> **Written problem**:
Every line of the material below should be repeated exactly.

Data records
•••••
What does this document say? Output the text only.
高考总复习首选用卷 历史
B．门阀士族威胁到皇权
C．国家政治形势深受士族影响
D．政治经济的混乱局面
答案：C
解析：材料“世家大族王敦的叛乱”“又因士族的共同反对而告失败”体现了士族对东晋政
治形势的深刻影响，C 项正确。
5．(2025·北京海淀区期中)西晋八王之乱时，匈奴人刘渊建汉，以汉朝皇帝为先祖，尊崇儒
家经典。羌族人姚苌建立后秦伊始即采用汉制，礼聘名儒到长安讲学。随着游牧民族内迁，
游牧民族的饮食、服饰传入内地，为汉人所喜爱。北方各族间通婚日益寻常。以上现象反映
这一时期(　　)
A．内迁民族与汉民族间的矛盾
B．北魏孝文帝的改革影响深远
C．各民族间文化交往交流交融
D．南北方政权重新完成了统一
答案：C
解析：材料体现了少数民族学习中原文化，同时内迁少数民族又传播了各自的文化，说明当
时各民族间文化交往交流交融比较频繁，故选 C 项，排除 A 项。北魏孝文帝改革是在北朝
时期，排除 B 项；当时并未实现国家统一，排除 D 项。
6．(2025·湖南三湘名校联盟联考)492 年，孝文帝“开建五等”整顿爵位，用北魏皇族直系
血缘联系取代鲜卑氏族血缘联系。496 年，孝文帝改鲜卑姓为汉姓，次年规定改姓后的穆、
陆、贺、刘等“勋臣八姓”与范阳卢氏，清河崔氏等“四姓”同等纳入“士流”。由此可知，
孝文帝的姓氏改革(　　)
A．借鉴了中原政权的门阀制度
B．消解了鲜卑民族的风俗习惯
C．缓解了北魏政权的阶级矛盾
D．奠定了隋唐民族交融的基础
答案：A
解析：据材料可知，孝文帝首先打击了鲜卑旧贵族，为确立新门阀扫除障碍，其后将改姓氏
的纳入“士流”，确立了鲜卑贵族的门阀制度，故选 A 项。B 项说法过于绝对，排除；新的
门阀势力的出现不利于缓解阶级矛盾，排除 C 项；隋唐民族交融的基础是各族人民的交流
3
•••••
> **Answer below**:
What does this document say? Output the text only.
高考总复习首选用卷 历史
B．门阀士族威胁到皇权
C．国家政治形势深受士族影响
D．政治经济的混乱局面
答案：C
解析：材料“世家大族王敦的叛乱”“又因士族的共同反对而告失败”体现了士族对东晋政
治形势的深刻影响，C 项正确。
5．(2025·北京海淀区期中)西晋八王之乱时，匈奴人刘渊建汉，以汉朝皇帝为先祖，尊崇儒
家经典。羌族人姚苌建立后秦伊始即采用汉制，礼聘名儒到长安讲学。随着游牧民族内迁，
游牧民族的饮食、服饰传入内地，为汉人所喜爱。北方各族间通婚日益寻常。以上现象反映
这一时期(　　)
A．内迁民族与汉民族间的矛盾
B．北魏孝文帝的改革影响深远
C．各民族间文化交往交流交融
D．南北方政权重新完成了统一
答案：C
解析：材料体现了少数民族学习中原文化，同时内迁少数民族又传播了各自的文化，说明当
时各民族间文化交往交流交融比较频繁，故选 C 项，排除 A 项。北魏孝文帝改革是在北朝
时期，排除 B 项；当时并未实现国家统一，排除 D 项。
6．(2025·湖南三湘名校联盟联考)492 年，孝文帝“开建五等”整顿爵位，用北魏皇族直系
血缘联系取代鲜卑氏族血缘联系。496 年，孝文帝改鲜卑姓为汉姓，次年规定改姓后的穆、
陆、贺、刘等“勋臣八姓”与范阳卢氏，清河崔氏等“四姓”同等纳入“士流”。由此可知，
孝文帝的姓氏改革(　　)
A．借鉴了中原政权的门阀制度
B．消解了鲜卑民族的风俗习惯
C．缓解了北魏政权的阶级矛盾
D．奠定了隋唐民族交融的基础
答案：A
解析：据材料可知，孝文帝首先打击了鲜卑旧贵族，为确立新门阀扫除障碍，其后将改姓氏
的纳入“士流”，确立了鲜卑贵族的门阀制度，故选 A 项。B 项说法过于绝对，排除；新的
门阀势力的出现不利于缓解阶级矛盾，排除 C 项；隋唐民族交融的基础是各族人民的交流
3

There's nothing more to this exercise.